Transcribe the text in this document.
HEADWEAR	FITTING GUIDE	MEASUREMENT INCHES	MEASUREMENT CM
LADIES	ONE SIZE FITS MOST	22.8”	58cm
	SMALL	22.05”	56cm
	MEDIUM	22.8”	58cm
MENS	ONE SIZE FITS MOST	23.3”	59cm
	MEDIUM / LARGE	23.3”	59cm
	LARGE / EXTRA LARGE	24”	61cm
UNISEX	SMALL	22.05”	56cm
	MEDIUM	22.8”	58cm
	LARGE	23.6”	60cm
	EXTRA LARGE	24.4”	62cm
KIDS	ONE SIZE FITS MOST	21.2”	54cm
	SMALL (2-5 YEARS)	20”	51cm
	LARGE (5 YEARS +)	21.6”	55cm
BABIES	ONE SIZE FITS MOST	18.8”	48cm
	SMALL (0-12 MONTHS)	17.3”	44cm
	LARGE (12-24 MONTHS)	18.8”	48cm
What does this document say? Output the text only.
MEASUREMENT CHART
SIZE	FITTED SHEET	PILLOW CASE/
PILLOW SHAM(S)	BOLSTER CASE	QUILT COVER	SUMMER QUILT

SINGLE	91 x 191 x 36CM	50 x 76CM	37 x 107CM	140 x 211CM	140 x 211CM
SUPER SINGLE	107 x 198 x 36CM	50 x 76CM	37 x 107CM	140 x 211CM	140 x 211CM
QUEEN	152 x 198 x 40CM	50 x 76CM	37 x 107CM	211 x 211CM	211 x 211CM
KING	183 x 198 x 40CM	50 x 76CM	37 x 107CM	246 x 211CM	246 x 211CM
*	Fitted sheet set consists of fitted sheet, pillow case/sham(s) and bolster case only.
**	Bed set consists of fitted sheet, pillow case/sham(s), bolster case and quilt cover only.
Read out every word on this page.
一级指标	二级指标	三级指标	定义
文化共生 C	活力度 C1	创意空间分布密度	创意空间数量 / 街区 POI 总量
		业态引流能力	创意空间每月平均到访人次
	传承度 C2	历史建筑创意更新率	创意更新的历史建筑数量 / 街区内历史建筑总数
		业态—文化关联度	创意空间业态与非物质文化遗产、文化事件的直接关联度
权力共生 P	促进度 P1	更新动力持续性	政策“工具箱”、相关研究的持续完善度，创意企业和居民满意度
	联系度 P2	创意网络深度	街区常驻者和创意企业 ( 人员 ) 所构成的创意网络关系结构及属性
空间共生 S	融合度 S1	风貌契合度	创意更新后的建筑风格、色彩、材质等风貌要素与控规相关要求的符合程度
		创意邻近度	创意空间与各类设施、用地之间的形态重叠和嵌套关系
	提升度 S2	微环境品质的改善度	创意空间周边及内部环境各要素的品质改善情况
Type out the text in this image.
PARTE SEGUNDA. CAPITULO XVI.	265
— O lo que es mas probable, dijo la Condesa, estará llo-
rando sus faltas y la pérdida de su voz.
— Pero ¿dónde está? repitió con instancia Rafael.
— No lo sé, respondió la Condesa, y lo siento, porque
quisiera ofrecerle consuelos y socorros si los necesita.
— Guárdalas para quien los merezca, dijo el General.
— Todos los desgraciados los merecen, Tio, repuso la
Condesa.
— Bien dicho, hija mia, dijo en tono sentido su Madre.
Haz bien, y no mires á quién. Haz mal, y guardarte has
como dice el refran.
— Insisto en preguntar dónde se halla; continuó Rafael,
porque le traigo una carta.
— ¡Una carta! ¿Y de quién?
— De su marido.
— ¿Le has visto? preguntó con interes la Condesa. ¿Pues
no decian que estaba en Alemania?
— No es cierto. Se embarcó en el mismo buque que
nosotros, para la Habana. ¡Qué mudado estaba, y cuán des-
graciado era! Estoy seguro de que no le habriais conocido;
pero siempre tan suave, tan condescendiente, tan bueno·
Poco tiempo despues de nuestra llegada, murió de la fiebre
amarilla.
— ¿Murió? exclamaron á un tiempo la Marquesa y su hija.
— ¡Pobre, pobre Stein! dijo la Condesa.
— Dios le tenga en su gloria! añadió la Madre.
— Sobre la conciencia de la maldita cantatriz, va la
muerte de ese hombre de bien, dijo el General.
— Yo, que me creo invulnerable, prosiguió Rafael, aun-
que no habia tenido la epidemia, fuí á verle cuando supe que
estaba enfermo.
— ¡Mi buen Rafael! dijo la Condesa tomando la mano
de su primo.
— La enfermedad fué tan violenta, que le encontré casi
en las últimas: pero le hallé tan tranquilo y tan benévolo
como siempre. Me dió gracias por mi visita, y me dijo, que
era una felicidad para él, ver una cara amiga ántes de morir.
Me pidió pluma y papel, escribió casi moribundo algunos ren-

• • •

Every line of the records above needs to be given again exactly.

▶ ANSWER
Transcribe the text in this document.
HEADWEAR	FITTING GUIDE	MEASUREMENT INCHES	MEASUREMENT CM
LADIES	ONE SIZE FITS MOST	22.8”	58cm
	SMALL	22.05”	56cm
	MEDIUM	22.8”	58cm
MENS	ONE SIZE FITS MOST	23.3”	59cm
	MEDIUM / LARGE	23.3”	59cm
	LARGE / EXTRA LARGE	24”	61cm
UNISEX	SMALL	22.05”	56cm
	MEDIUM	22.8”	58cm
	LARGE	23.6”	60cm
	EXTRA LARGE	24.4”	62cm
KIDS	ONE SIZE FITS MOST	21.2”	54cm
	SMALL (2-5 YEARS)	20”	51cm
	LARGE (5 YEARS +)	21.6”	55cm
BABIES	ONE SIZE FITS MOST	18.8”	48cm
	SMALL (0-12 MONTHS)	17.3”	44cm
	LARGE (12-24 MONTHS)	18.8”	48cm
What does this document say? Output the text only.
MEASUREMENT CHART
SIZE	FITTED SHEET	PILLOW CASE/
PILLOW SHAM(S)	BOLSTER CASE	QUILT COVER	SUMMER QUILT

SINGLE	91 x 191 x 36CM	50 x 76CM	37 x 107CM	140 x 211CM	140 x 211CM
SUPER SINGLE	107 x 198 x 36CM	50 x 76CM	37 x 107CM	140 x 211CM	140 x 211CM
QUEEN	152 x 198 x 40CM	50 x 76CM	37 x 107CM	211 x 211CM	211 x 211CM
KING	183 x 198 x 40CM	50 x 76CM	37 x 107CM	246 x 211CM	246 x 211CM
*	Fitted sheet set consists of fitted sheet, pillow case/sham(s) and bolster case only.
**	Bed set consists of fitted sheet, pillow case/sham(s), bolster case and quilt cover only.
Read out every word on this page.
一级指标	二级指标	三级指标	定义
文化共生 C	活力度 C1	创意空间分布密度	创意空间数量 / 街区 POI 总量
		业态引流能力	创意空间每月平均到访人次
	传承度 C2	历史建筑创意更新率	创意更新的历史建筑数量 / 街区内历史建筑总数
		业态—文化关联度	创意空间业态与非物质文化遗产、文化事件的直接关联度
权力共生 P	促进度 P1	更新动力持续性	政策“工具箱”、相关研究的持续完善度，创意企业和居民满意度
	联系度 P2	创意网络深度	街区常驻者和创意企业 ( 人员 ) 所构成的创意网络关系结构及属性
空间共生 S	融合度 S1	风貌契合度	创意更新后的建筑风格、色彩、材质等风貌要素与控规相关要求的符合程度
		创意邻近度	创意空间与各类设施、用地之间的形态重叠和嵌套关系
	提升度 S2	微环境品质的改善度	创意空间周边及内部环境各要素的品质改善情况
Type out the text in this image.
PARTE SEGUNDA. CAPITULO XVI.	265
— O lo que es mas probable, dijo la Condesa, estará llo-
rando sus faltas y la pérdida de su voz.
— Pero ¿dónde está? repitió con instancia Rafael.
— No lo sé, respondió la Condesa, y lo siento, porque
quisiera ofrecerle consuelos y socorros si los necesita.
— Guárdalas para quien los merezca, dijo el General.
— Todos los desgraciados los merecen, Tio, repuso la
Condesa.
— Bien dicho, hija mia, dijo en tono sentido su Madre.
Haz bien, y no mires á quién. Haz mal, y guardarte has
como dice el refran.
— Insisto en preguntar dónde se halla; continuó Rafael,
porque le traigo una carta.
— ¡Una carta! ¿Y de quién?
— De su marido.
— ¿Le has visto? preguntó con interes la Condesa. ¿Pues
no decian que estaba en Alemania?
— No es cierto. Se embarcó en el mismo buque que
nosotros, para la Habana. ¡Qué mudado estaba, y cuán des-
graciado era! Estoy seguro de que no le habriais conocido;
pero siempre tan suave, tan condescendiente, tan bueno·
Poco tiempo despues de nuestra llegada, murió de la fiebre
amarilla.
— ¿Murió? exclamaron á un tiempo la Marquesa y su hija.
— ¡Pobre, pobre Stein! dijo la Condesa.
— Dios le tenga en su gloria! añadió la Madre.
— Sobre la conciencia de la maldita cantatriz, va la
muerte de ese hombre de bien, dijo el General.
— Yo, que me creo invulnerable, prosiguió Rafael, aun-
que no habia tenido la epidemia, fuí á verle cuando supe que
estaba enfermo.
— ¡Mi buen Rafael! dijo la Condesa tomando la mano
de su primo.
— La enfermedad fué tan violenta, que le encontré casi
en las últimas: pero le hallé tan tranquilo y tan benévolo
como siempre. Me dió gracias por mi visita, y me dijo, que
era una felicidad para él, ver una cara amiga ántes de morir.
Me pidió pluma y papel, escribió casi moribundo algunos ren-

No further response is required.